» **ENTRIES PROVIDED**:
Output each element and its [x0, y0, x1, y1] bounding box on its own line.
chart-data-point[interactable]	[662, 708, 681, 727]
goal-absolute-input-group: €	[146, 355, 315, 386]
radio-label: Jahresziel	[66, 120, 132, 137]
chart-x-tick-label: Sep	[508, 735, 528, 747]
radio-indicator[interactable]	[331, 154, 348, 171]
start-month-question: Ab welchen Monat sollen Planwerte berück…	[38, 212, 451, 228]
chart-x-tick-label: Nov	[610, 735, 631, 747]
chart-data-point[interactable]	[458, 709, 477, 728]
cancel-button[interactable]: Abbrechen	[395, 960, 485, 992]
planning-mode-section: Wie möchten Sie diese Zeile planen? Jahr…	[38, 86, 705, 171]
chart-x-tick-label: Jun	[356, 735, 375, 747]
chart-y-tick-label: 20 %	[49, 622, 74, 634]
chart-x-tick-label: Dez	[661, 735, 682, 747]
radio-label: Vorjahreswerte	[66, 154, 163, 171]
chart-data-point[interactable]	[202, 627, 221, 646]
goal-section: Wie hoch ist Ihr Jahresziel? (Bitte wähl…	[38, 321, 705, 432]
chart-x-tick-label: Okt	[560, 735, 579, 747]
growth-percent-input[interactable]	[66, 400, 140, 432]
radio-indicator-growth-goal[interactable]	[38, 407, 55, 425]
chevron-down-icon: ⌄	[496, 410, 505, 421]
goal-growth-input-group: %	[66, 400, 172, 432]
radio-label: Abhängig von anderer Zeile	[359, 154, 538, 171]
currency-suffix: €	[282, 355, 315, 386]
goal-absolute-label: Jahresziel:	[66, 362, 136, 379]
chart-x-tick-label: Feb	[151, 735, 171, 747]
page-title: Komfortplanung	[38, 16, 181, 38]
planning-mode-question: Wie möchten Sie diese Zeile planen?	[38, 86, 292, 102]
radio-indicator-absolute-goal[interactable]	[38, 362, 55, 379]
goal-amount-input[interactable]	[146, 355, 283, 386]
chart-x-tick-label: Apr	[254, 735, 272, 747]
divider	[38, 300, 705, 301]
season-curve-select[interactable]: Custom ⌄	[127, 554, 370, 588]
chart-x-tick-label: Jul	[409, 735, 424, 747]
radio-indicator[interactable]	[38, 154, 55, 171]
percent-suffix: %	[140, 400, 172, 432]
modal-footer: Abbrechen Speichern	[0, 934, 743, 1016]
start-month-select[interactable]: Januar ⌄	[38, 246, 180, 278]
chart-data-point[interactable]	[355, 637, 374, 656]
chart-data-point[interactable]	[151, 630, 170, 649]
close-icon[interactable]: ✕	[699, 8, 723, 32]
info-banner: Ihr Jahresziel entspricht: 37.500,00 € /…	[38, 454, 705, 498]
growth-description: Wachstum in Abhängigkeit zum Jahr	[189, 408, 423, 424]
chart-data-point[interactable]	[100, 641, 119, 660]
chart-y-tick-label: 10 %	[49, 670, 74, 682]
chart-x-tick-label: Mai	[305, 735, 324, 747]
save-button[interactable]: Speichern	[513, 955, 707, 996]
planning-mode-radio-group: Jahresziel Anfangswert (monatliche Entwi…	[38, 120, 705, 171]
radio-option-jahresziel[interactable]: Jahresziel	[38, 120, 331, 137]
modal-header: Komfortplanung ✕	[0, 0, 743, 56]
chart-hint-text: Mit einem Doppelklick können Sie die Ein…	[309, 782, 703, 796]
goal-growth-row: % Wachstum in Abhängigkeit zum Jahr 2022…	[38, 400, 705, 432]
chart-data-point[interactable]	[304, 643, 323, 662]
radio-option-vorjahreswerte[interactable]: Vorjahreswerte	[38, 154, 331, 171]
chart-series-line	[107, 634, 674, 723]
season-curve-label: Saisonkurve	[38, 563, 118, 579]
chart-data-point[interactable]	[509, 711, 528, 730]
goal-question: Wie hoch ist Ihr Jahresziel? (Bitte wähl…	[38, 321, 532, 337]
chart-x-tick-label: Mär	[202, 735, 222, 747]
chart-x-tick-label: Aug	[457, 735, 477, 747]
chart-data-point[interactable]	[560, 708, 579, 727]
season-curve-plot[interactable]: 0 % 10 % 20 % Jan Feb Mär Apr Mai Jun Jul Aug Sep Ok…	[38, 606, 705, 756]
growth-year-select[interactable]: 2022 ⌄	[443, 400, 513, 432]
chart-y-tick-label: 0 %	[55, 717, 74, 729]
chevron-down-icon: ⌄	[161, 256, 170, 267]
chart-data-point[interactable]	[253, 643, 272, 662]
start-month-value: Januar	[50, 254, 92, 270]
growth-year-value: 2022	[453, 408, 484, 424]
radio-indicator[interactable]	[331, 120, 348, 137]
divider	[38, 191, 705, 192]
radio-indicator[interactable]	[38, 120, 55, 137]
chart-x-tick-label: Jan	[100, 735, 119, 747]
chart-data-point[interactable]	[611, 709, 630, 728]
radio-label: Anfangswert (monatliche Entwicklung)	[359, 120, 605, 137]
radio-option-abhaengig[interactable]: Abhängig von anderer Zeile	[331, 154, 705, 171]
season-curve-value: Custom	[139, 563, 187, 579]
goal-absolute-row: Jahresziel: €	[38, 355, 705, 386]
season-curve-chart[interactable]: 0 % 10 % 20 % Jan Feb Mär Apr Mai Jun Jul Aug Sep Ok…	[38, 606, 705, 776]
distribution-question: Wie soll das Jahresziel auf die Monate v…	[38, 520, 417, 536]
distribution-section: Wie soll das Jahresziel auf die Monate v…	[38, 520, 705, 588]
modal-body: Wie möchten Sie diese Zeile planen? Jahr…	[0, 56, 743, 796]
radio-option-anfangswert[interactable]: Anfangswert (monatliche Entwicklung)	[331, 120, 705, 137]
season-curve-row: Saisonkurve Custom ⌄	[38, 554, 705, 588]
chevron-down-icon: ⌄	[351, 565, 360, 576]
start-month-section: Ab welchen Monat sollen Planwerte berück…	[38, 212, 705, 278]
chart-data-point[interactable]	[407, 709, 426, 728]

» **WHAT THE TASK ASKS**: Which rows contain the word "Zeile"? Copy each of those rows in full.

» **ANSWER IN FULL**:
planning-mode-section: Wie möchten Sie diese Zeile planen? Jahr…	[38, 86, 705, 171]
radio-label: Abhängig von anderer Zeile	[359, 154, 538, 171]
planning-mode-question: Wie möchten Sie diese Zeile planen?	[38, 86, 292, 102]
radio-option-abhaengig[interactable]: Abhängig von anderer Zeile	[331, 154, 705, 171]
modal-body: Wie möchten Sie diese Zeile planen? Jahr…	[0, 56, 743, 796]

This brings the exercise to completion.